_Dataset records_

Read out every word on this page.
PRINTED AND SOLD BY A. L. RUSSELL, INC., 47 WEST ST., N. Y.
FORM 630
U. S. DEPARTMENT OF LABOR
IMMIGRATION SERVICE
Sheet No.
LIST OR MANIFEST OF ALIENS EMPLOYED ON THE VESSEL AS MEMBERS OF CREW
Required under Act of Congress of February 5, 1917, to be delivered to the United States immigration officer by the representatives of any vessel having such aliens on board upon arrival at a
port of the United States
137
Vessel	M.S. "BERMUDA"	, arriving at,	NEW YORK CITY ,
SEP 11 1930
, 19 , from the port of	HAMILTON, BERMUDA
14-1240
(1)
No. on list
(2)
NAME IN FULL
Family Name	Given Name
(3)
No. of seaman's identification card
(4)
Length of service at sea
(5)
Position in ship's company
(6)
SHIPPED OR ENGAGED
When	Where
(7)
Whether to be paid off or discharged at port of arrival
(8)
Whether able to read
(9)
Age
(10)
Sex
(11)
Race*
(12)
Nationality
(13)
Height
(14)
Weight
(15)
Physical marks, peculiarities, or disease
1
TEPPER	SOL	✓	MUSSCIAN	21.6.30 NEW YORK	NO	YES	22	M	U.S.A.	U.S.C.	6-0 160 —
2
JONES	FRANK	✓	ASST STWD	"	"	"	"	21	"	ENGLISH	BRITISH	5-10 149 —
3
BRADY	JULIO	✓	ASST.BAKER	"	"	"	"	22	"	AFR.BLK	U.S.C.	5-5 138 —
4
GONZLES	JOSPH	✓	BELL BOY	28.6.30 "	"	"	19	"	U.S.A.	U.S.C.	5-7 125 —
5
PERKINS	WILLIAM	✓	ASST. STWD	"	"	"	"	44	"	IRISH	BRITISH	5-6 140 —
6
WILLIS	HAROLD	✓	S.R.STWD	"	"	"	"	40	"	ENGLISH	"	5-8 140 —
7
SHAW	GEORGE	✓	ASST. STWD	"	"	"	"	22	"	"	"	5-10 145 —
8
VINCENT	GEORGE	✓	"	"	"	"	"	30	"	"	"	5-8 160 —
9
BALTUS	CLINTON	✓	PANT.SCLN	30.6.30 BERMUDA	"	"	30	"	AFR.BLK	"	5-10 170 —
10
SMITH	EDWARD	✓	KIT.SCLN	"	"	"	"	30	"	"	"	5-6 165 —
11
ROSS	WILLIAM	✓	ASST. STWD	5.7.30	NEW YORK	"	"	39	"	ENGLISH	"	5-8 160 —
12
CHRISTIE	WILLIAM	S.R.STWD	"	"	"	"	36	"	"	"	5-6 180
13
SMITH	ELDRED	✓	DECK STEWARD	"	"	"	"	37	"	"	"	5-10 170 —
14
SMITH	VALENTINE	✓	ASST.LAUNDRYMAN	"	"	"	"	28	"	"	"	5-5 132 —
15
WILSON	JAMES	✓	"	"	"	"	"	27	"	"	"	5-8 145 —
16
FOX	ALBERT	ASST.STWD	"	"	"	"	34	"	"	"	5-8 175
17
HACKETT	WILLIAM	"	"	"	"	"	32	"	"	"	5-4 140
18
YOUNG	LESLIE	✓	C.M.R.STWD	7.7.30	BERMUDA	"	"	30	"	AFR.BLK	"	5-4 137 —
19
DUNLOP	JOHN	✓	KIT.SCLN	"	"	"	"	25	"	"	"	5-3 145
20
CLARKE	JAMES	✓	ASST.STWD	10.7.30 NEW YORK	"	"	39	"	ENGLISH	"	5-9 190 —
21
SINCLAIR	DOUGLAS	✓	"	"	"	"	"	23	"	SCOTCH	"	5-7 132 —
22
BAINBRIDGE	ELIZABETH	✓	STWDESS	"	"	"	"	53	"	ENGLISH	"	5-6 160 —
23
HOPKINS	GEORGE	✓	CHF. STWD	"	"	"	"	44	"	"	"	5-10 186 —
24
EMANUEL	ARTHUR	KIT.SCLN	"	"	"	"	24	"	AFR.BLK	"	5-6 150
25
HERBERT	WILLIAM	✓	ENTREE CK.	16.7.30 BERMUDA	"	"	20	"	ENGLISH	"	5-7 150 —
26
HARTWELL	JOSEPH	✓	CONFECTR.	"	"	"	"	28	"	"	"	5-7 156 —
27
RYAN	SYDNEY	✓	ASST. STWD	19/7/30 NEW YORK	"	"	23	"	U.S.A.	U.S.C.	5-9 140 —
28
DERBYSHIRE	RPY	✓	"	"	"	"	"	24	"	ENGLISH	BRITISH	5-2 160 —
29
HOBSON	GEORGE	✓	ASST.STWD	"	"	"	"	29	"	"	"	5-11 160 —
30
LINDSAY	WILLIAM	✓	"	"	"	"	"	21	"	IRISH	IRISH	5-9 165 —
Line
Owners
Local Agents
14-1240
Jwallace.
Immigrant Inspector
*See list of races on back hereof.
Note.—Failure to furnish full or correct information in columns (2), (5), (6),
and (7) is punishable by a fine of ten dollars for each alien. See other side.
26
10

_Written task_
Repeat every line of the records above exactly.

_Solution to the exercise_
Read out every word on this page.
PRINTED AND SOLD BY A. L. RUSSELL, INC., 47 WEST ST., N. Y.
FORM 630
U. S. DEPARTMENT OF LABOR
IMMIGRATION SERVICE
Sheet No.
LIST OR MANIFEST OF ALIENS EMPLOYED ON THE VESSEL AS MEMBERS OF CREW
Required under Act of Congress of February 5, 1917, to be delivered to the United States immigration officer by the representatives of any vessel having such aliens on board upon arrival at a
port of the United States
137
Vessel	M.S. "BERMUDA"	, arriving at,	NEW YORK CITY ,
SEP 11 1930
, 19 , from the port of	HAMILTON, BERMUDA
14-1240
(1)
No. on list
(2)
NAME IN FULL
Family Name	Given Name
(3)
No. of seaman's identification card
(4)
Length of service at sea
(5)
Position in ship's company
(6)
SHIPPED OR ENGAGED
When	Where
(7)
Whether to be paid off or discharged at port of arrival
(8)
Whether able to read
(9)
Age
(10)
Sex
(11)
Race*
(12)
Nationality
(13)
Height
(14)
Weight
(15)
Physical marks, peculiarities, or disease
1
TEPPER	SOL	✓	MUSSCIAN	21.6.30 NEW YORK	NO	YES	22	M	U.S.A.	U.S.C.	6-0 160 —
2
JONES	FRANK	✓	ASST STWD	"	"	"	"	21	"	ENGLISH	BRITISH	5-10 149 —
3
BRADY	JULIO	✓	ASST.BAKER	"	"	"	"	22	"	AFR.BLK	U.S.C.	5-5 138 —
4
GONZLES	JOSPH	✓	BELL BOY	28.6.30 "	"	"	19	"	U.S.A.	U.S.C.	5-7 125 —
5
PERKINS	WILLIAM	✓	ASST. STWD	"	"	"	"	44	"	IRISH	BRITISH	5-6 140 —
6
WILLIS	HAROLD	✓	S.R.STWD	"	"	"	"	40	"	ENGLISH	"	5-8 140 —
7
SHAW	GEORGE	✓	ASST. STWD	"	"	"	"	22	"	"	"	5-10 145 —
8
VINCENT	GEORGE	✓	"	"	"	"	"	30	"	"	"	5-8 160 —
9
BALTUS	CLINTON	✓	PANT.SCLN	30.6.30 BERMUDA	"	"	30	"	AFR.BLK	"	5-10 170 —
10
SMITH	EDWARD	✓	KIT.SCLN	"	"	"	"	30	"	"	"	5-6 165 —
11
ROSS	WILLIAM	✓	ASST. STWD	5.7.30	NEW YORK	"	"	39	"	ENGLISH	"	5-8 160 —
12
CHRISTIE	WILLIAM	S.R.STWD	"	"	"	"	36	"	"	"	5-6 180
13
SMITH	ELDRED	✓	DECK STEWARD	"	"	"	"	37	"	"	"	5-10 170 —
14
SMITH	VALENTINE	✓	ASST.LAUNDRYMAN	"	"	"	"	28	"	"	"	5-5 132 —
15
WILSON	JAMES	✓	"	"	"	"	"	27	"	"	"	5-8 145 —
16
FOX	ALBERT	ASST.STWD	"	"	"	"	34	"	"	"	5-8 175
17
HACKETT	WILLIAM	"	"	"	"	"	32	"	"	"	5-4 140
18
YOUNG	LESLIE	✓	C.M.R.STWD	7.7.30	BERMUDA	"	"	30	"	AFR.BLK	"	5-4 137 —
19
DUNLOP	JOHN	✓	KIT.SCLN	"	"	"	"	25	"	"	"	5-3 145
20
CLARKE	JAMES	✓	ASST.STWD	10.7.30 NEW YORK	"	"	39	"	ENGLISH	"	5-9 190 —
21
SINCLAIR	DOUGLAS	✓	"	"	"	"	"	23	"	SCOTCH	"	5-7 132 —
22
BAINBRIDGE	ELIZABETH	✓	STWDESS	"	"	"	"	53	"	ENGLISH	"	5-6 160 —
23
HOPKINS	GEORGE	✓	CHF. STWD	"	"	"	"	44	"	"	"	5-10 186 —
24
EMANUEL	ARTHUR	KIT.SCLN	"	"	"	"	24	"	AFR.BLK	"	5-6 150
25
HERBERT	WILLIAM	✓	ENTREE CK.	16.7.30 BERMUDA	"	"	20	"	ENGLISH	"	5-7 150 —
26
HARTWELL	JOSEPH	✓	CONFECTR.	"	"	"	"	28	"	"	"	5-7 156 —
27
RYAN	SYDNEY	✓	ASST. STWD	19/7/30 NEW YORK	"	"	23	"	U.S.A.	U.S.C.	5-9 140 —
28
DERBYSHIRE	RPY	✓	"	"	"	"	"	24	"	ENGLISH	BRITISH	5-2 160 —
29
HOBSON	GEORGE	✓	ASST.STWD	"	"	"	"	29	"	"	"	5-11 160 —
30
LINDSAY	WILLIAM	✓	"	"	"	"	"	21	"	IRISH	IRISH	5-9 165 —
Line
Owners
Local Agents
14-1240
Jwallace.
Immigrant Inspector
*See list of races on back hereof.
Note.—Failure to furnish full or correct information in columns (2), (5), (6),
and (7) is punishable by a fine of ten dollars for each alien. See other side.
26
10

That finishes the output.